TASK REQUIREMENTS: Look through the material below. Copy every line with the string "What" in it.

MATERIAL:
....................
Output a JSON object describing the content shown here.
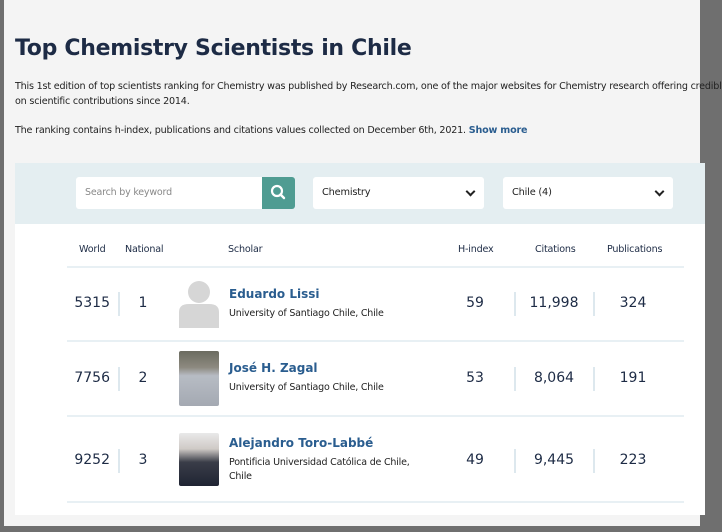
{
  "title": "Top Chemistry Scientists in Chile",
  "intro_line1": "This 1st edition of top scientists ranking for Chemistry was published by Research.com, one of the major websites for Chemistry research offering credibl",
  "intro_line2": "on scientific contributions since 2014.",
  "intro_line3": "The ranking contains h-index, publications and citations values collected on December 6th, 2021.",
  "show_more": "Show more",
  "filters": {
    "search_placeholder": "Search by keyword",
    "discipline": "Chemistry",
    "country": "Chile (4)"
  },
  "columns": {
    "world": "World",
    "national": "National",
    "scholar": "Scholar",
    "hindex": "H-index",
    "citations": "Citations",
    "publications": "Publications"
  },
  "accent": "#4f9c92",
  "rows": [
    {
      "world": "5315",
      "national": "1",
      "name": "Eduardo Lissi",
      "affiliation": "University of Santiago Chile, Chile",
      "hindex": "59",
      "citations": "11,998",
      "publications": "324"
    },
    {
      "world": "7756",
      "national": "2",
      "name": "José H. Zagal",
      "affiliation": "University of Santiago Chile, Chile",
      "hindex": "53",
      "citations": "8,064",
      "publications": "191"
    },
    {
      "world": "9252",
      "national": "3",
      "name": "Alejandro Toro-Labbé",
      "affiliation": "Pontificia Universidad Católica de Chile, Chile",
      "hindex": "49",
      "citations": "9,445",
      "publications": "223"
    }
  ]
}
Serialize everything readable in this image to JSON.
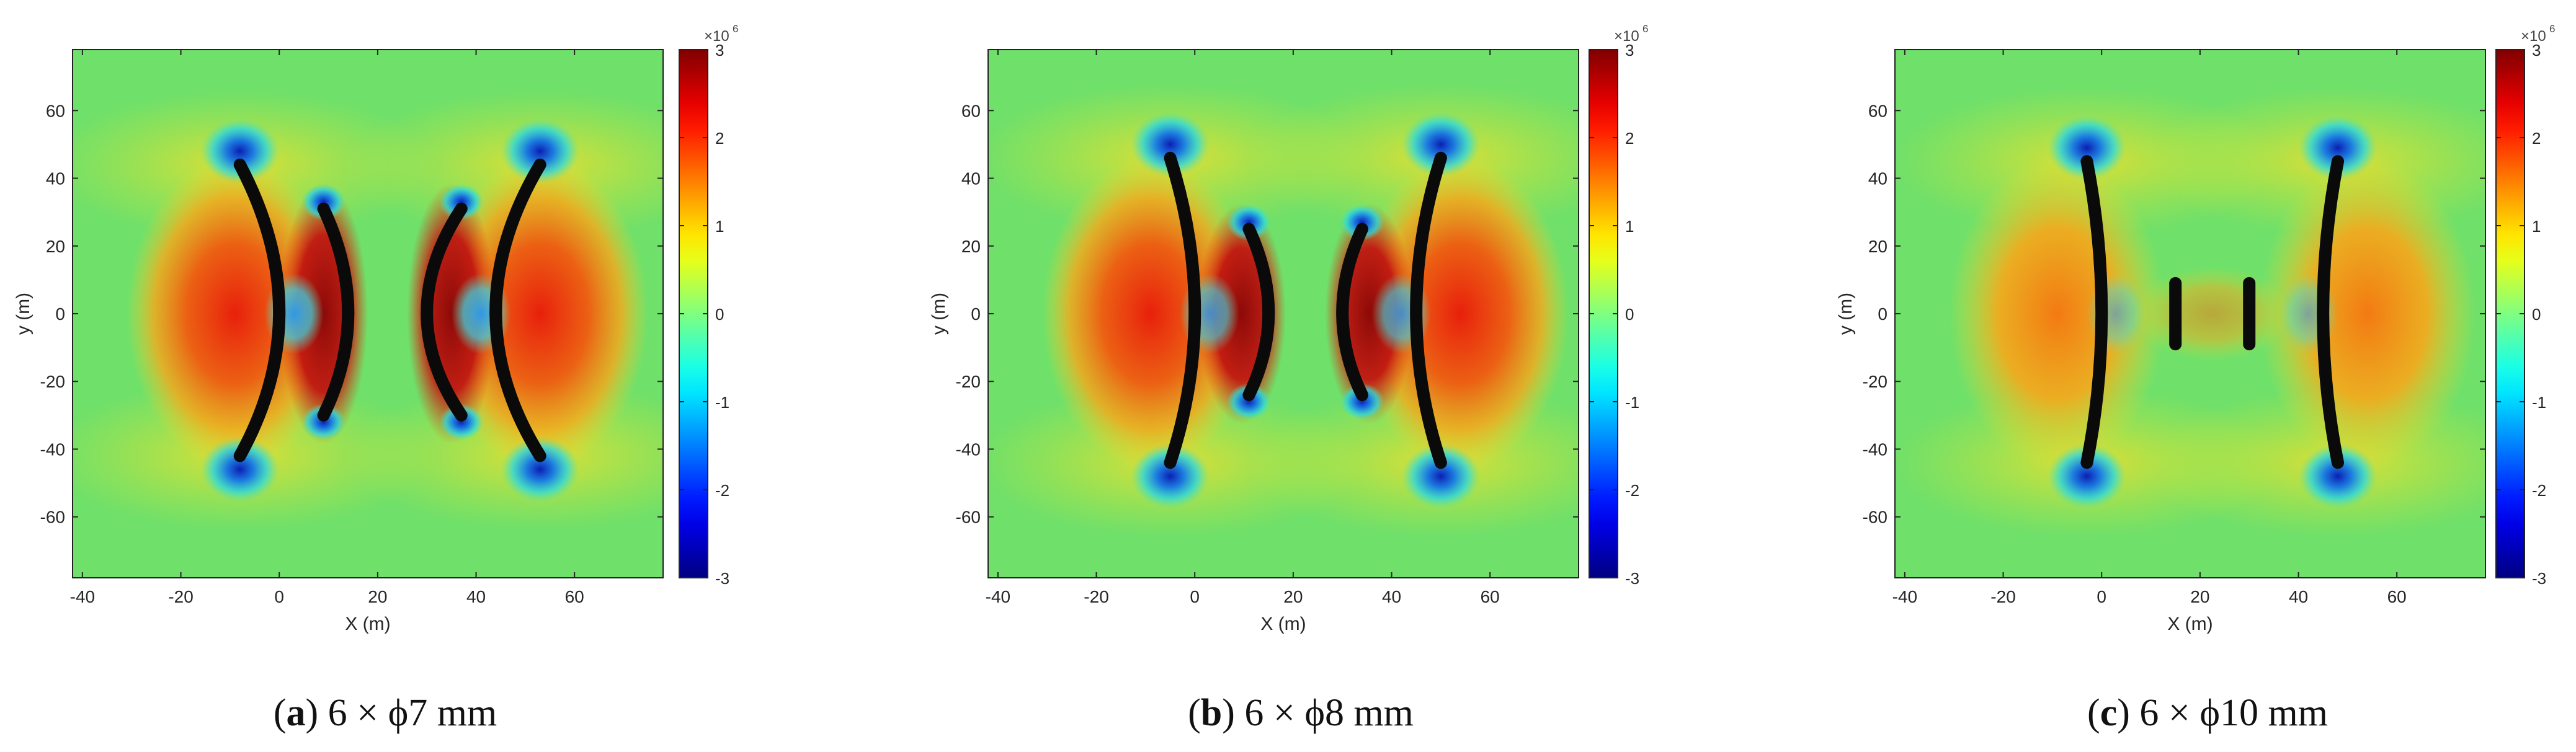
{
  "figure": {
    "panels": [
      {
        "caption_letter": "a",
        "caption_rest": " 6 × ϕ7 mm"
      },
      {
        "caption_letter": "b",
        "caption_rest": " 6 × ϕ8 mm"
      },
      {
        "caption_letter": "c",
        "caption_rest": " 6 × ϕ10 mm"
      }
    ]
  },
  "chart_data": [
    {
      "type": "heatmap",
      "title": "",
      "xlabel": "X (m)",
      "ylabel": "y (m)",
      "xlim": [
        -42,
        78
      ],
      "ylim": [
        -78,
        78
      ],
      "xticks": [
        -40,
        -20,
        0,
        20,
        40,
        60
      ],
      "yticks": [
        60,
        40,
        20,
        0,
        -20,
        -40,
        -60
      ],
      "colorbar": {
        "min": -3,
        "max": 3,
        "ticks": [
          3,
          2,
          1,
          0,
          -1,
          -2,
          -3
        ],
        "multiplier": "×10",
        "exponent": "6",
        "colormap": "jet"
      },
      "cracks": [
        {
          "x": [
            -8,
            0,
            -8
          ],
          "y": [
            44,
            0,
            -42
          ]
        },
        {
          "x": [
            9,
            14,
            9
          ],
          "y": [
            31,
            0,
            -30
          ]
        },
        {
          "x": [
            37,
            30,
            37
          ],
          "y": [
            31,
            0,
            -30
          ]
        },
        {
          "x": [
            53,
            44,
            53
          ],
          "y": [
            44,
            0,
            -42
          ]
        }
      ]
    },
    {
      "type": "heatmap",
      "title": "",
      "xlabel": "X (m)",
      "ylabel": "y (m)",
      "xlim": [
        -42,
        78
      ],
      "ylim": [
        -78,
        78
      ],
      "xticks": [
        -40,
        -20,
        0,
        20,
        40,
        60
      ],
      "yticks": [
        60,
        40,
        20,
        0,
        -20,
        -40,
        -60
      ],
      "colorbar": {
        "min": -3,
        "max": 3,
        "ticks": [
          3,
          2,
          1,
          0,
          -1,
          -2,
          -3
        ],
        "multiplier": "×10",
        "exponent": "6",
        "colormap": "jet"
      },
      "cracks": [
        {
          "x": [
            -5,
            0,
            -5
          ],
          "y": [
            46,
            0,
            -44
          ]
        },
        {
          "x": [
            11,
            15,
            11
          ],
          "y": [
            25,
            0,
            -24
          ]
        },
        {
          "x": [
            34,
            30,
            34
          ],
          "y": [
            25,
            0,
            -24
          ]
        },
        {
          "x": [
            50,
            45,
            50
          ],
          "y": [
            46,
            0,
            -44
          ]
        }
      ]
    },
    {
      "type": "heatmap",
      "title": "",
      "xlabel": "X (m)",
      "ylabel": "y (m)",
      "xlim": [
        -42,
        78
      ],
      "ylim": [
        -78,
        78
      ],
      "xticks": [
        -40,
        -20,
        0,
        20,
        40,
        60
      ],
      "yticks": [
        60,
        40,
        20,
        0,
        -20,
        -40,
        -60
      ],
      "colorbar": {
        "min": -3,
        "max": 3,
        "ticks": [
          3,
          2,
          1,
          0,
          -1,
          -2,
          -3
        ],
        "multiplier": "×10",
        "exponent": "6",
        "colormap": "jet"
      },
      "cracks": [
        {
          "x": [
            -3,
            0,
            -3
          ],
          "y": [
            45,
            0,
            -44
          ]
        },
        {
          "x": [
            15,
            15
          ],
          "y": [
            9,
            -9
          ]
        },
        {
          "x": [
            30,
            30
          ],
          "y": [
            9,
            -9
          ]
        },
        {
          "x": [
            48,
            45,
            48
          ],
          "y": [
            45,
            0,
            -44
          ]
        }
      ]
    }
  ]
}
....................
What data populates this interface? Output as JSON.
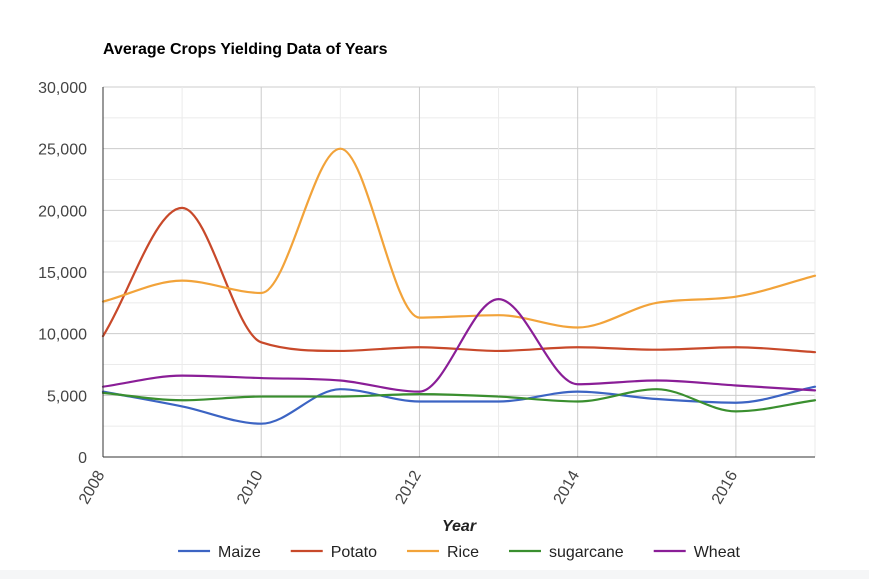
....................
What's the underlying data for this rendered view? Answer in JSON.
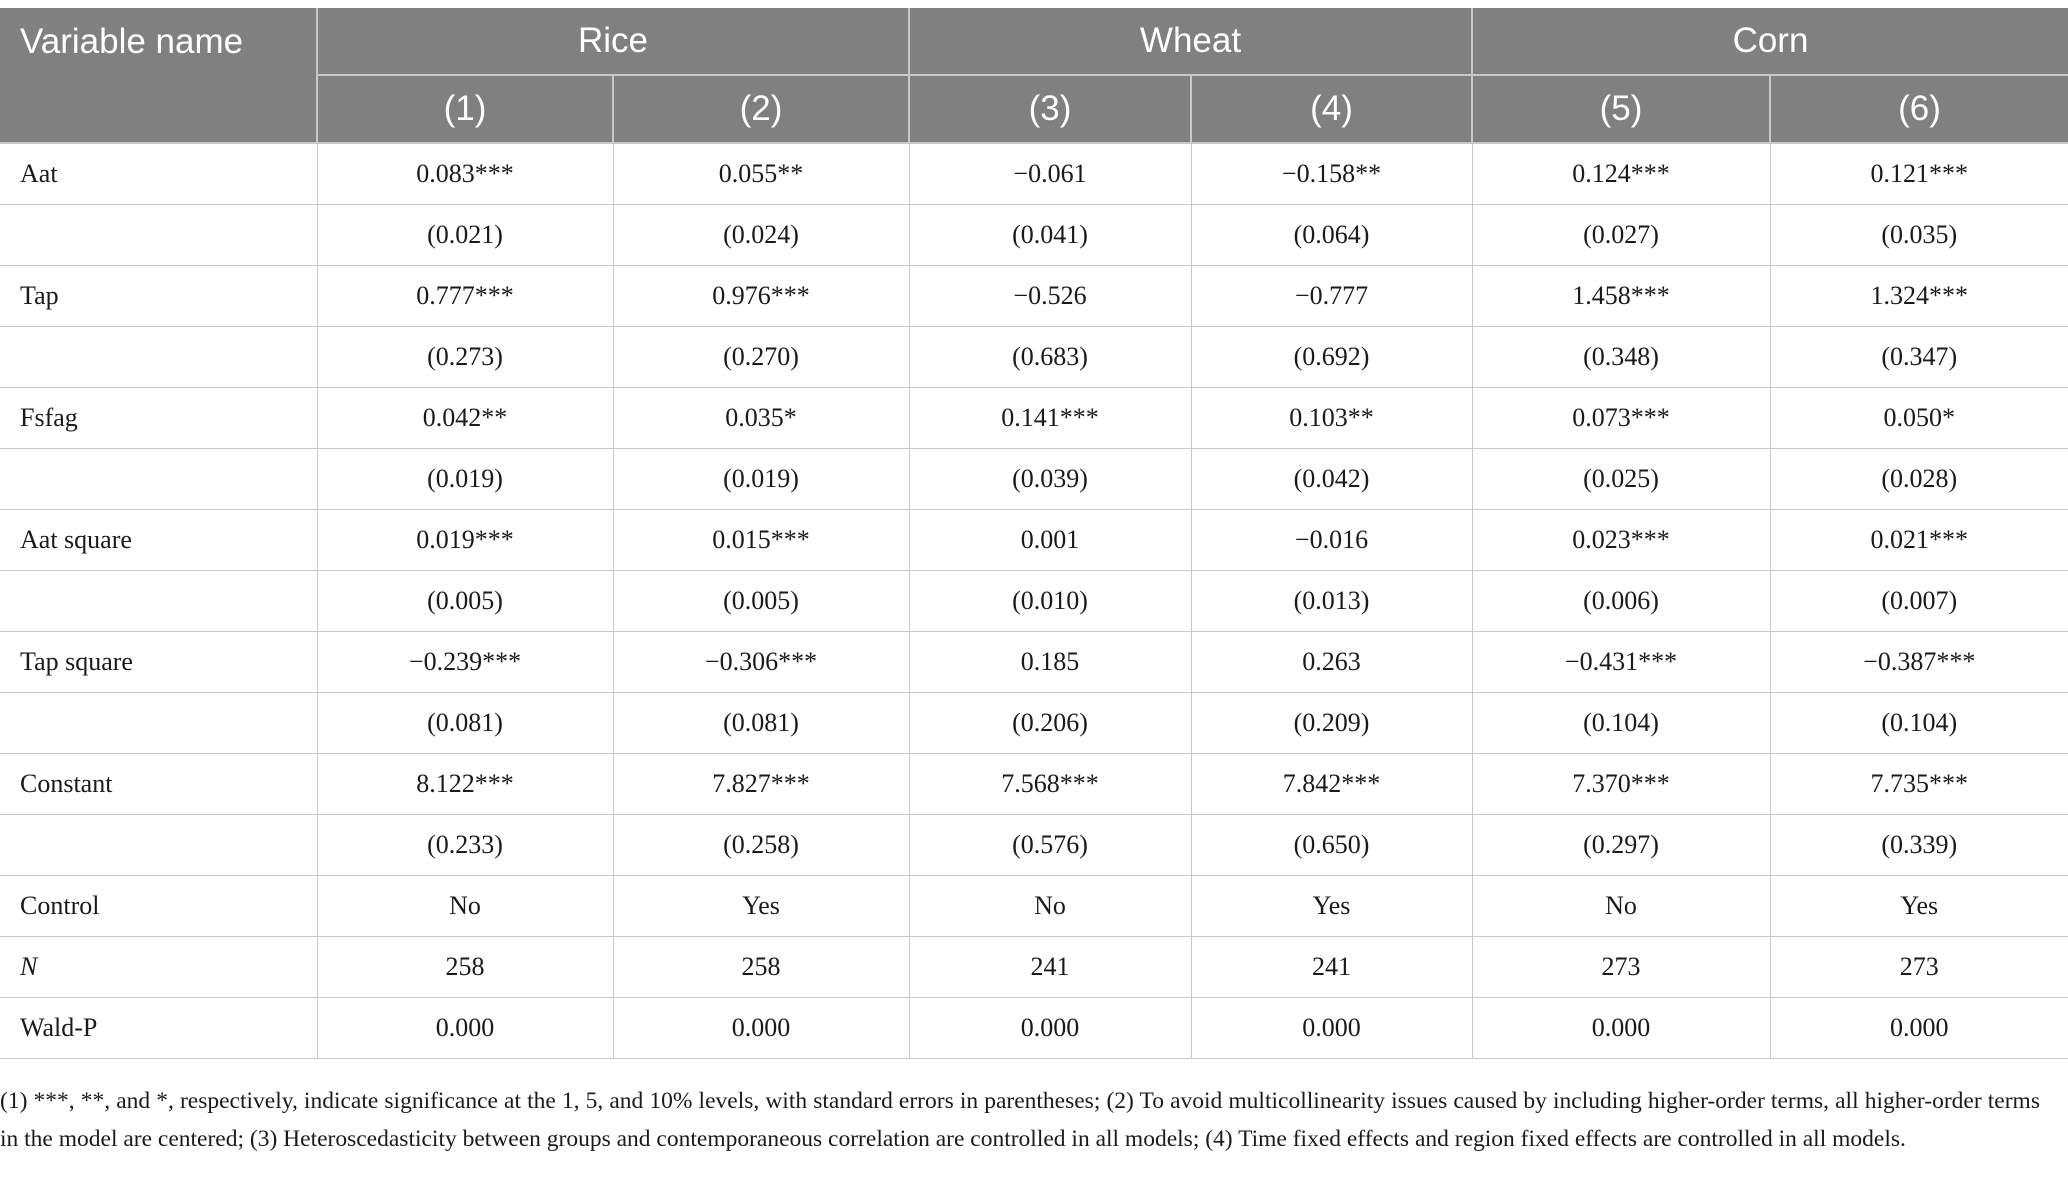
....................
COMPLETED EXERCISE:
What data populates this interface? Output as JSON.
What's the underlying data for this rendered view? Answer in JSON.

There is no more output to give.